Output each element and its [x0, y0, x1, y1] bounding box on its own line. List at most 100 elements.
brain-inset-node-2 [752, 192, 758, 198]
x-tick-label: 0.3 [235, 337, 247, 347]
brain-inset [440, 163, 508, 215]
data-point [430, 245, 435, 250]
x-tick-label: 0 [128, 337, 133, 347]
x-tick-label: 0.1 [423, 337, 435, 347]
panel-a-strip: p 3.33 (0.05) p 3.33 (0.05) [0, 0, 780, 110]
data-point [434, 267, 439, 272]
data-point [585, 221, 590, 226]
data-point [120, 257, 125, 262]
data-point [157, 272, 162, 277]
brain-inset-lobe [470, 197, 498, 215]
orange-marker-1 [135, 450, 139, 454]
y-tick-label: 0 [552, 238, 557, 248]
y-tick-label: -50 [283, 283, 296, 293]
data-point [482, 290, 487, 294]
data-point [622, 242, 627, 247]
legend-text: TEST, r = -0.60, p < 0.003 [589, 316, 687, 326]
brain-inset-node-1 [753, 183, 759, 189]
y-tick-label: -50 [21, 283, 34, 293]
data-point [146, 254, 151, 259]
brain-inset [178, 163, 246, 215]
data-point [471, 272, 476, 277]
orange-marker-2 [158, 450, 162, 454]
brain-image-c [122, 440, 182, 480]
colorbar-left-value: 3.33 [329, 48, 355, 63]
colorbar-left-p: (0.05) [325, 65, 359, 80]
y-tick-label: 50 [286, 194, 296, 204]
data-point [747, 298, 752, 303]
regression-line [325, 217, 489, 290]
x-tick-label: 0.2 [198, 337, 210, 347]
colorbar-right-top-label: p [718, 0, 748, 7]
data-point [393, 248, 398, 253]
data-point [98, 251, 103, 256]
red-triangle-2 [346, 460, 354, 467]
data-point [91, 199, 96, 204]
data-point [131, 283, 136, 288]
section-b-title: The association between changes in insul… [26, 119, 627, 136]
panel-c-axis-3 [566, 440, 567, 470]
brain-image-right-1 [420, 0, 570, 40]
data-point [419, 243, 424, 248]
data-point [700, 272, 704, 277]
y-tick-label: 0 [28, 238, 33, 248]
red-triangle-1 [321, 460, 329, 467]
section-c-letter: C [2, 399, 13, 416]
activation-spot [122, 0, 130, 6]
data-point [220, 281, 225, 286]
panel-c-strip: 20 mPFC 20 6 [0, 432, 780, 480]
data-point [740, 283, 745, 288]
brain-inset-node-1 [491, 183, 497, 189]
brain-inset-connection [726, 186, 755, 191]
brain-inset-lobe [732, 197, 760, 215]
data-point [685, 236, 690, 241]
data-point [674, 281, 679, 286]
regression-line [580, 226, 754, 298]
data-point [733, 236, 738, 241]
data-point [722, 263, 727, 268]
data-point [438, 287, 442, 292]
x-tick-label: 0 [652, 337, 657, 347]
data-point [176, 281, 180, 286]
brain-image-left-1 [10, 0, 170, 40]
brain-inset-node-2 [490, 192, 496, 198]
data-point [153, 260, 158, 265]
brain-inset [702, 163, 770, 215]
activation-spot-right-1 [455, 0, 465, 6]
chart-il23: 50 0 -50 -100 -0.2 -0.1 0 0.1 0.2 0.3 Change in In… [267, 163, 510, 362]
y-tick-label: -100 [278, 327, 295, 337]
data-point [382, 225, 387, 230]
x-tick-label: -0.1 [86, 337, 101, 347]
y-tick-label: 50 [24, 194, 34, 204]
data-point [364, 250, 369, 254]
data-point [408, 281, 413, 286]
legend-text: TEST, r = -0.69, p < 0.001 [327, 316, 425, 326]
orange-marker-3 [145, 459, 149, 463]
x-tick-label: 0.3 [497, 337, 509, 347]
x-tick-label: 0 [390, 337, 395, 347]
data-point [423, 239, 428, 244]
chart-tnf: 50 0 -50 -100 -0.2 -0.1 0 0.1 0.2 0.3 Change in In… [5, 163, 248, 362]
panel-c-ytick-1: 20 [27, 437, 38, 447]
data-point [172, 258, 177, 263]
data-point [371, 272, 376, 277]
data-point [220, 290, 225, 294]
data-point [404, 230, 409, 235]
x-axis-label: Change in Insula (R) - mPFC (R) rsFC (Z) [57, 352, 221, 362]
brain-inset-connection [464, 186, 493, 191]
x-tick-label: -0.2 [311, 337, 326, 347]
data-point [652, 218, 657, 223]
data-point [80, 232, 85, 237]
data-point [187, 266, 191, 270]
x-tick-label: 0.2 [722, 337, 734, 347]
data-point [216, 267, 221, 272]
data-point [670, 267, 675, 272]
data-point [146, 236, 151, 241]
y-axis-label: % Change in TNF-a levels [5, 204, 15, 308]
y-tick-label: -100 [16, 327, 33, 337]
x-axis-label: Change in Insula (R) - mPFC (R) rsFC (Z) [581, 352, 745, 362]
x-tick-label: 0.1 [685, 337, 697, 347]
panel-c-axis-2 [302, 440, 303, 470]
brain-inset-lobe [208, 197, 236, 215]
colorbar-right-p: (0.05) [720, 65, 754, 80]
________________________
Required task: Copy every entry above word for word, keeping each line unchanged.

Solution for this task:
Output each element and its [x0, y0, x1, y1] bounding box on its own line. List at most 100 elements.
brain-inset-node-2 [752, 192, 758, 198]
x-tick-label: 0.3 [235, 337, 247, 347]
brain-inset [440, 163, 508, 215]
data-point [430, 245, 435, 250]
x-tick-label: 0 [128, 337, 133, 347]
x-tick-label: 0.1 [423, 337, 435, 347]
panel-a-strip: p 3.33 (0.05) p 3.33 (0.05) [0, 0, 780, 110]
data-point [434, 267, 439, 272]
data-point [585, 221, 590, 226]
data-point [120, 257, 125, 262]
data-point [157, 272, 162, 277]
brain-inset-lobe [470, 197, 498, 215]
orange-marker-1 [135, 450, 139, 454]
y-tick-label: 0 [552, 238, 557, 248]
y-tick-label: -50 [283, 283, 296, 293]
data-point [482, 290, 487, 294]
data-point [622, 242, 627, 247]
legend-text: TEST, r = -0.60, p < 0.003 [589, 316, 687, 326]
brain-inset-node-1 [753, 183, 759, 189]
y-tick-label: -50 [21, 283, 34, 293]
data-point [146, 254, 151, 259]
brain-inset [178, 163, 246, 215]
data-point [471, 272, 476, 277]
orange-marker-2 [158, 450, 162, 454]
brain-image-c [122, 440, 182, 480]
colorbar-left-value: 3.33 [329, 48, 355, 63]
colorbar-left-p: (0.05) [325, 65, 359, 80]
y-tick-label: 50 [286, 194, 296, 204]
data-point [747, 298, 752, 303]
regression-line [325, 217, 489, 290]
x-tick-label: 0.2 [198, 337, 210, 347]
colorbar-right-top-label: p [718, 0, 748, 7]
data-point [393, 248, 398, 253]
data-point [98, 251, 103, 256]
red-triangle-2 [346, 460, 354, 467]
data-point [91, 199, 96, 204]
data-point [131, 283, 136, 288]
section-b-title: The association between changes in insul… [26, 119, 627, 136]
panel-c-axis-3 [566, 440, 567, 470]
brain-image-right-1 [420, 0, 570, 40]
data-point [419, 243, 424, 248]
data-point [700, 272, 704, 277]
y-tick-label: 0 [28, 238, 33, 248]
red-triangle-1 [321, 460, 329, 467]
section-c-letter: C [2, 399, 13, 416]
activation-spot [122, 0, 130, 6]
data-point [220, 281, 225, 286]
panel-c-strip: 20 mPFC 20 6 [0, 432, 780, 480]
data-point [740, 283, 745, 288]
brain-inset-node-1 [491, 183, 497, 189]
brain-inset-connection [726, 186, 755, 191]
brain-inset-lobe [732, 197, 760, 215]
data-point [685, 236, 690, 241]
data-point [674, 281, 679, 286]
regression-line [580, 226, 754, 298]
data-point [733, 236, 738, 241]
data-point [722, 263, 727, 268]
data-point [438, 287, 442, 292]
x-tick-label: 0 [652, 337, 657, 347]
data-point [176, 281, 180, 286]
brain-image-left-1 [10, 0, 170, 40]
brain-inset-node-2 [490, 192, 496, 198]
data-point [153, 260, 158, 265]
brain-inset [702, 163, 770, 215]
activation-spot-right-1 [455, 0, 465, 6]
chart-il23: 50 0 -50 -100 -0.2 -0.1 0 0.1 0.2 0.3 Change in In… [267, 163, 510, 362]
y-tick-label: -100 [278, 327, 295, 337]
data-point [382, 225, 387, 230]
x-tick-label: -0.1 [86, 337, 101, 347]
y-tick-label: 50 [24, 194, 34, 204]
data-point [364, 250, 369, 254]
data-point [408, 281, 413, 286]
legend-text: TEST, r = -0.69, p < 0.001 [327, 316, 425, 326]
orange-marker-3 [145, 459, 149, 463]
x-tick-label: 0.3 [497, 337, 509, 347]
x-tick-label: 0 [390, 337, 395, 347]
data-point [423, 239, 428, 244]
chart-tnf: 50 0 -50 -100 -0.2 -0.1 0 0.1 0.2 0.3 Change in In… [5, 163, 248, 362]
panel-c-ytick-1: 20 [27, 437, 38, 447]
data-point [172, 258, 177, 263]
data-point [371, 272, 376, 277]
data-point [220, 290, 225, 294]
data-point [404, 230, 409, 235]
x-axis-label: Change in Insula (R) - mPFC (R) rsFC (Z) [57, 352, 221, 362]
brain-inset-connection [464, 186, 493, 191]
x-tick-label: -0.2 [311, 337, 326, 347]
data-point [652, 218, 657, 223]
data-point [80, 232, 85, 237]
data-point [187, 266, 191, 270]
x-tick-label: 0.2 [722, 337, 734, 347]
data-point [216, 267, 221, 272]
data-point [670, 267, 675, 272]
data-point [146, 236, 151, 241]
y-axis-label: % Change in TNF-a levels [5, 204, 15, 308]
y-tick-label: -100 [16, 327, 33, 337]
x-axis-label: Change in Insula (R) - mPFC (R) rsFC (Z) [581, 352, 745, 362]
x-tick-label: 0.1 [685, 337, 697, 347]
panel-c-axis-2 [302, 440, 303, 470]
brain-inset-lobe [208, 197, 236, 215]
colorbar-right-p: (0.05) [720, 65, 754, 80]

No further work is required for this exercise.